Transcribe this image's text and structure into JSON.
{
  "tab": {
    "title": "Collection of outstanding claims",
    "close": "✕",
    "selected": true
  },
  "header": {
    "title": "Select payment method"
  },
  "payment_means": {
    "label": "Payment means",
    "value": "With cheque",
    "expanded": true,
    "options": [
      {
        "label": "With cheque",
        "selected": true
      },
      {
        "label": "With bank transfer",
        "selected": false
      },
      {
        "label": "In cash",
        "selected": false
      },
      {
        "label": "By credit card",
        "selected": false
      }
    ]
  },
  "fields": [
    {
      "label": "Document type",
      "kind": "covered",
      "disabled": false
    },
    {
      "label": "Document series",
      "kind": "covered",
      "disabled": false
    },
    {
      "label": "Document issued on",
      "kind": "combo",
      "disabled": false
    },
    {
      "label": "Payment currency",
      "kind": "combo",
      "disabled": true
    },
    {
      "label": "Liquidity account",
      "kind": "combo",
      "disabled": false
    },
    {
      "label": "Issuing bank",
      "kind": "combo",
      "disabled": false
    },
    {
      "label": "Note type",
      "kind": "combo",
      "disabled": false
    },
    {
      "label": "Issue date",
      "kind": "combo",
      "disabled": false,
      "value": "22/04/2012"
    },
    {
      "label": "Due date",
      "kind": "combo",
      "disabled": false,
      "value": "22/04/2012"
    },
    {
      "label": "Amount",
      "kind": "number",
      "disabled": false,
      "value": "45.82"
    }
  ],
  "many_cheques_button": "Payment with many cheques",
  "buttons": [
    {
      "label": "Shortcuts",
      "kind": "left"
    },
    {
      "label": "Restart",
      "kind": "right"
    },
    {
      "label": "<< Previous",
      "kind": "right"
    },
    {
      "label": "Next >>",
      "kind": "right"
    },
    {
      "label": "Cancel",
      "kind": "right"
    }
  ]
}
_ _ _ _ _
§ **EXERCISE AIM**: Take the entries above and copy them out exactly.

§ **RESULT**:
Transcribe this image's text and structure into JSON.
{
  "tab": {
    "title": "Collection of outstanding claims",
    "close": "✕",
    "selected": true
  },
  "header": {
    "title": "Select payment method"
  },
  "payment_means": {
    "label": "Payment means",
    "value": "With cheque",
    "expanded": true,
    "options": [
      {
        "label": "With cheque",
        "selected": true
      },
      {
        "label": "With bank transfer",
        "selected": false
      },
      {
        "label": "In cash",
        "selected": false
      },
      {
        "label": "By credit card",
        "selected": false
      }
    ]
  },
  "fields": [
    {
      "label": "Document type",
      "kind": "covered",
      "disabled": false
    },
    {
      "label": "Document series",
      "kind": "covered",
      "disabled": false
    },
    {
      "label": "Document issued on",
      "kind": "combo",
      "disabled": false
    },
    {
      "label": "Payment currency",
      "kind": "combo",
      "disabled": true
    },
    {
      "label": "Liquidity account",
      "kind": "combo",
      "disabled": false
    },
    {
      "label": "Issuing bank",
      "kind": "combo",
      "disabled": false
    },
    {
      "label": "Note type",
      "kind": "combo",
      "disabled": false
    },
    {
      "label": "Issue date",
      "kind": "combo",
      "disabled": false,
      "value": "22/04/2012"
    },
    {
      "label": "Due date",
      "kind": "combo",
      "disabled": false,
      "value": "22/04/2012"
    },
    {
      "label": "Amount",
      "kind": "number",
      "disabled": false,
      "value": "45.82"
    }
  ],
  "many_cheques_button": "Payment with many cheques",
  "buttons": [
    {
      "label": "Shortcuts",
      "kind": "left"
    },
    {
      "label": "Restart",
      "kind": "right"
    },
    {
      "label": "<< Previous",
      "kind": "right"
    },
    {
      "label": "Next >>",
      "kind": "right"
    },
    {
      "label": "Cancel",
      "kind": "right"
    }
  ]
}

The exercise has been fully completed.